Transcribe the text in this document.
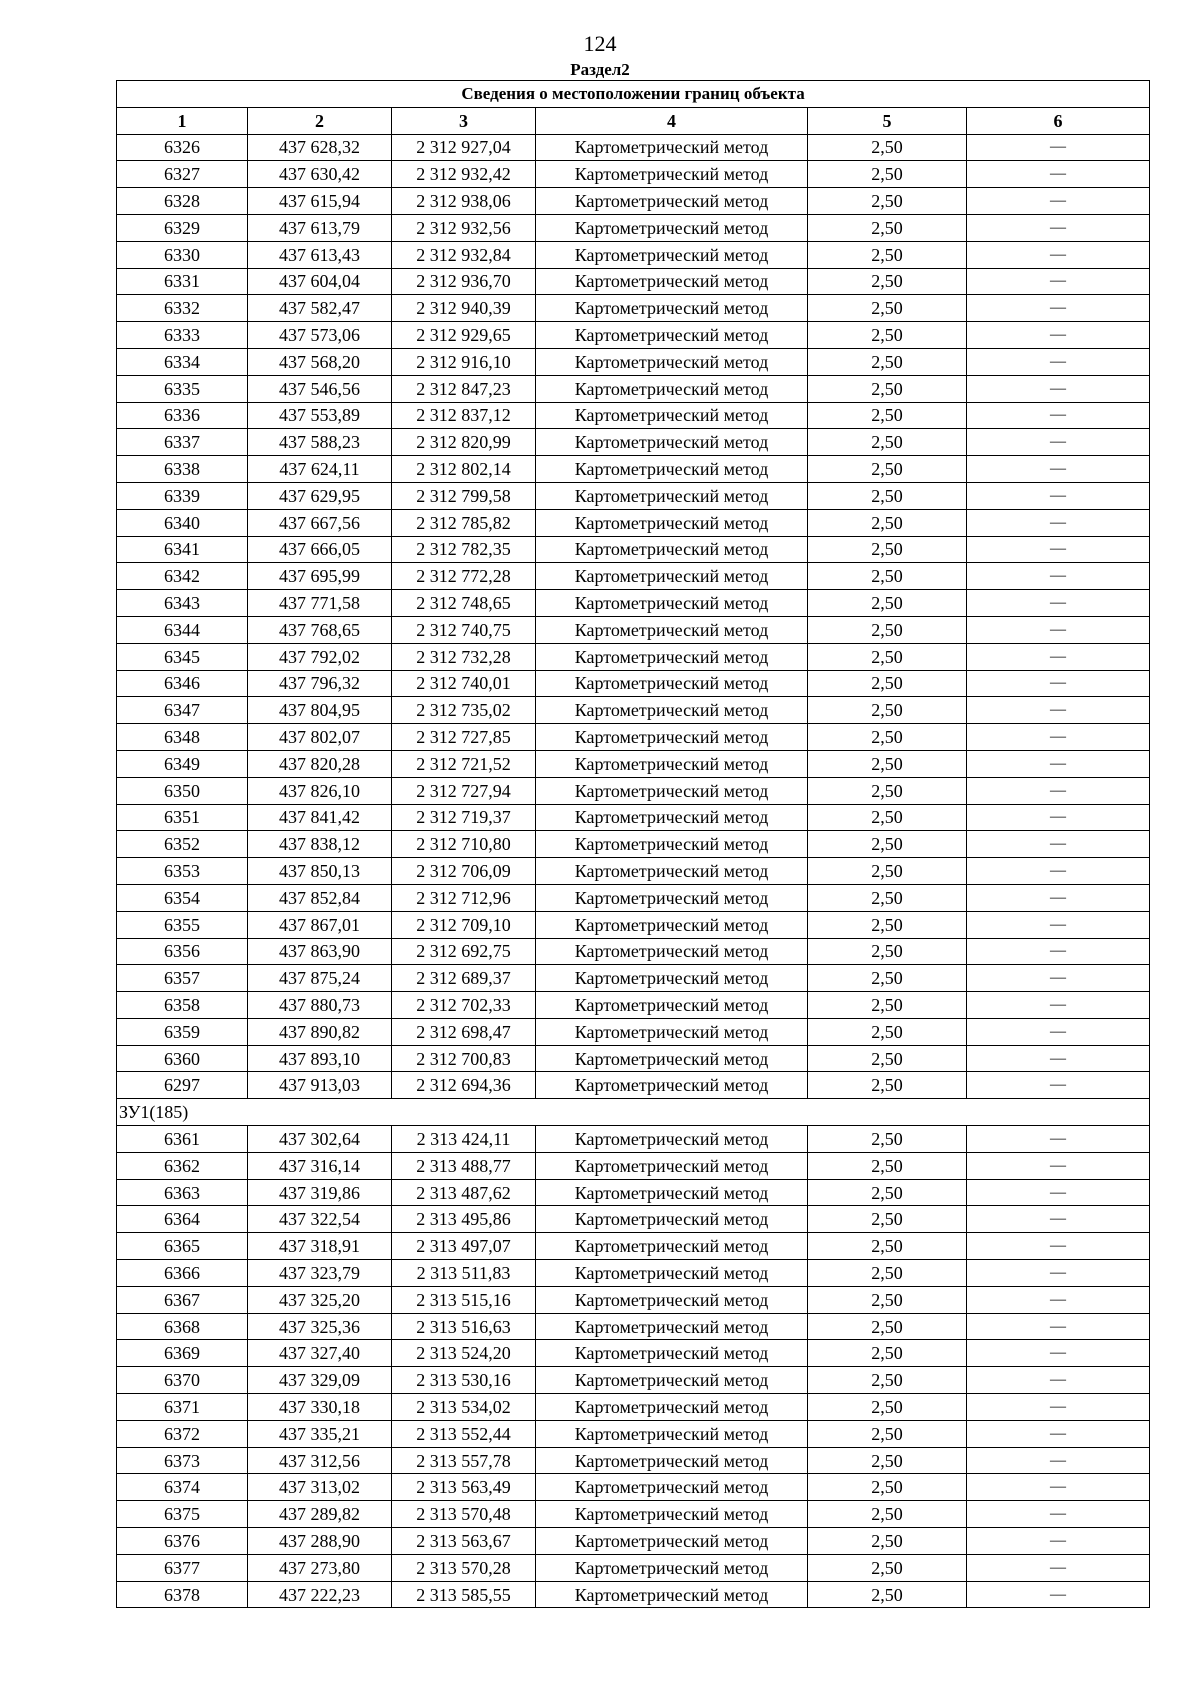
124
Раздел2
Сведения о местоположении границ объекта					
1	2	3	4	5	6
6326	437 628,32	2 312 927,04	Картометрический метод	2,50	—
6327	437 630,42	2 312 932,42	Картометрический метод	2,50	—
6328	437 615,94	2 312 938,06	Картометрический метод	2,50	—
6329	437 613,79	2 312 932,56	Картометрический метод	2,50	—
6330	437 613,43	2 312 932,84	Картометрический метод	2,50	—
6331	437 604,04	2 312 936,70	Картометрический метод	2,50	—
6332	437 582,47	2 312 940,39	Картометрический метод	2,50	—
6333	437 573,06	2 312 929,65	Картометрический метод	2,50	—
6334	437 568,20	2 312 916,10	Картометрический метод	2,50	—
6335	437 546,56	2 312 847,23	Картометрический метод	2,50	—
6336	437 553,89	2 312 837,12	Картометрический метод	2,50	—
6337	437 588,23	2 312 820,99	Картометрический метод	2,50	—
6338	437 624,11	2 312 802,14	Картометрический метод	2,50	—
6339	437 629,95	2 312 799,58	Картометрический метод	2,50	—
6340	437 667,56	2 312 785,82	Картометрический метод	2,50	—
6341	437 666,05	2 312 782,35	Картометрический метод	2,50	—
6342	437 695,99	2 312 772,28	Картометрический метод	2,50	—
6343	437 771,58	2 312 748,65	Картометрический метод	2,50	—
6344	437 768,65	2 312 740,75	Картометрический метод	2,50	—
6345	437 792,02	2 312 732,28	Картометрический метод	2,50	—
6346	437 796,32	2 312 740,01	Картометрический метод	2,50	—
6347	437 804,95	2 312 735,02	Картометрический метод	2,50	—
6348	437 802,07	2 312 727,85	Картометрический метод	2,50	—
6349	437 820,28	2 312 721,52	Картометрический метод	2,50	—
6350	437 826,10	2 312 727,94	Картометрический метод	2,50	—
6351	437 841,42	2 312 719,37	Картометрический метод	2,50	—
6352	437 838,12	2 312 710,80	Картометрический метод	2,50	—
6353	437 850,13	2 312 706,09	Картометрический метод	2,50	—
6354	437 852,84	2 312 712,96	Картометрический метод	2,50	—
6355	437 867,01	2 312 709,10	Картометрический метод	2,50	—
6356	437 863,90	2 312 692,75	Картометрический метод	2,50	—
6357	437 875,24	2 312 689,37	Картометрический метод	2,50	—
6358	437 880,73	2 312 702,33	Картометрический метод	2,50	—
6359	437 890,82	2 312 698,47	Картометрический метод	2,50	—
6360	437 893,10	2 312 700,83	Картометрический метод	2,50	—
6297	437 913,03	2 312 694,36	Картометрический метод	2,50	—
ЗУ1(185)					
6361	437 302,64	2 313 424,11	Картометрический метод	2,50	—
6362	437 316,14	2 313 488,77	Картометрический метод	2,50	—
6363	437 319,86	2 313 487,62	Картометрический метод	2,50	—
6364	437 322,54	2 313 495,86	Картометрический метод	2,50	—
6365	437 318,91	2 313 497,07	Картометрический метод	2,50	—
6366	437 323,79	2 313 511,83	Картометрический метод	2,50	—
6367	437 325,20	2 313 515,16	Картометрический метод	2,50	—
6368	437 325,36	2 313 516,63	Картометрический метод	2,50	—
6369	437 327,40	2 313 524,20	Картометрический метод	2,50	—
6370	437 329,09	2 313 530,16	Картометрический метод	2,50	—
6371	437 330,18	2 313 534,02	Картометрический метод	2,50	—
6372	437 335,21	2 313 552,44	Картометрический метод	2,50	—
6373	437 312,56	2 313 557,78	Картометрический метод	2,50	—
6374	437 313,02	2 313 563,49	Картометрический метод	2,50	—
6375	437 289,82	2 313 570,48	Картометрический метод	2,50	—
6376	437 288,90	2 313 563,67	Картометрический метод	2,50	—
6377	437 273,80	2 313 570,28	Картометрический метод	2,50	—
6378	437 222,23	2 313 585,55	Картометрический метод	2,50	—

════

Quote each line of the listing exactly, but leave the pictures out.

Transcribe the text in this document.
124
Раздел2
Сведения о местоположении границ объекта					
1	2	3	4	5	6
6326	437 628,32	2 312 927,04	Картометрический метод	2,50	—
6327	437 630,42	2 312 932,42	Картометрический метод	2,50	—
6328	437 615,94	2 312 938,06	Картометрический метод	2,50	—
6329	437 613,79	2 312 932,56	Картометрический метод	2,50	—
6330	437 613,43	2 312 932,84	Картометрический метод	2,50	—
6331	437 604,04	2 312 936,70	Картометрический метод	2,50	—
6332	437 582,47	2 312 940,39	Картометрический метод	2,50	—
6333	437 573,06	2 312 929,65	Картометрический метод	2,50	—
6334	437 568,20	2 312 916,10	Картометрический метод	2,50	—
6335	437 546,56	2 312 847,23	Картометрический метод	2,50	—
6336	437 553,89	2 312 837,12	Картометрический метод	2,50	—
6337	437 588,23	2 312 820,99	Картометрический метод	2,50	—
6338	437 624,11	2 312 802,14	Картометрический метод	2,50	—
6339	437 629,95	2 312 799,58	Картометрический метод	2,50	—
6340	437 667,56	2 312 785,82	Картометрический метод	2,50	—
6341	437 666,05	2 312 782,35	Картометрический метод	2,50	—
6342	437 695,99	2 312 772,28	Картометрический метод	2,50	—
6343	437 771,58	2 312 748,65	Картометрический метод	2,50	—
6344	437 768,65	2 312 740,75	Картометрический метод	2,50	—
6345	437 792,02	2 312 732,28	Картометрический метод	2,50	—
6346	437 796,32	2 312 740,01	Картометрический метод	2,50	—
6347	437 804,95	2 312 735,02	Картометрический метод	2,50	—
6348	437 802,07	2 312 727,85	Картометрический метод	2,50	—
6349	437 820,28	2 312 721,52	Картометрический метод	2,50	—
6350	437 826,10	2 312 727,94	Картометрический метод	2,50	—
6351	437 841,42	2 312 719,37	Картометрический метод	2,50	—
6352	437 838,12	2 312 710,80	Картометрический метод	2,50	—
6353	437 850,13	2 312 706,09	Картометрический метод	2,50	—
6354	437 852,84	2 312 712,96	Картометрический метод	2,50	—
6355	437 867,01	2 312 709,10	Картометрический метод	2,50	—
6356	437 863,90	2 312 692,75	Картометрический метод	2,50	—
6357	437 875,24	2 312 689,37	Картометрический метод	2,50	—
6358	437 880,73	2 312 702,33	Картометрический метод	2,50	—
6359	437 890,82	2 312 698,47	Картометрический метод	2,50	—
6360	437 893,10	2 312 700,83	Картометрический метод	2,50	—
6297	437 913,03	2 312 694,36	Картометрический метод	2,50	—
ЗУ1(185)					
6361	437 302,64	2 313 424,11	Картометрический метод	2,50	—
6362	437 316,14	2 313 488,77	Картометрический метод	2,50	—
6363	437 319,86	2 313 487,62	Картометрический метод	2,50	—
6364	437 322,54	2 313 495,86	Картометрический метод	2,50	—
6365	437 318,91	2 313 497,07	Картометрический метод	2,50	—
6366	437 323,79	2 313 511,83	Картометрический метод	2,50	—
6367	437 325,20	2 313 515,16	Картометрический метод	2,50	—
6368	437 325,36	2 313 516,63	Картометрический метод	2,50	—
6369	437 327,40	2 313 524,20	Картометрический метод	2,50	—
6370	437 329,09	2 313 530,16	Картометрический метод	2,50	—
6371	437 330,18	2 313 534,02	Картометрический метод	2,50	—
6372	437 335,21	2 313 552,44	Картометрический метод	2,50	—
6373	437 312,56	2 313 557,78	Картометрический метод	2,50	—
6374	437 313,02	2 313 563,49	Картометрический метод	2,50	—
6375	437 289,82	2 313 570,48	Картометрический метод	2,50	—
6376	437 288,90	2 313 563,67	Картометрический метод	2,50	—
6377	437 273,80	2 313 570,28	Картометрический метод	2,50	—
6378	437 222,23	2 313 585,55	Картометрический метод	2,50	—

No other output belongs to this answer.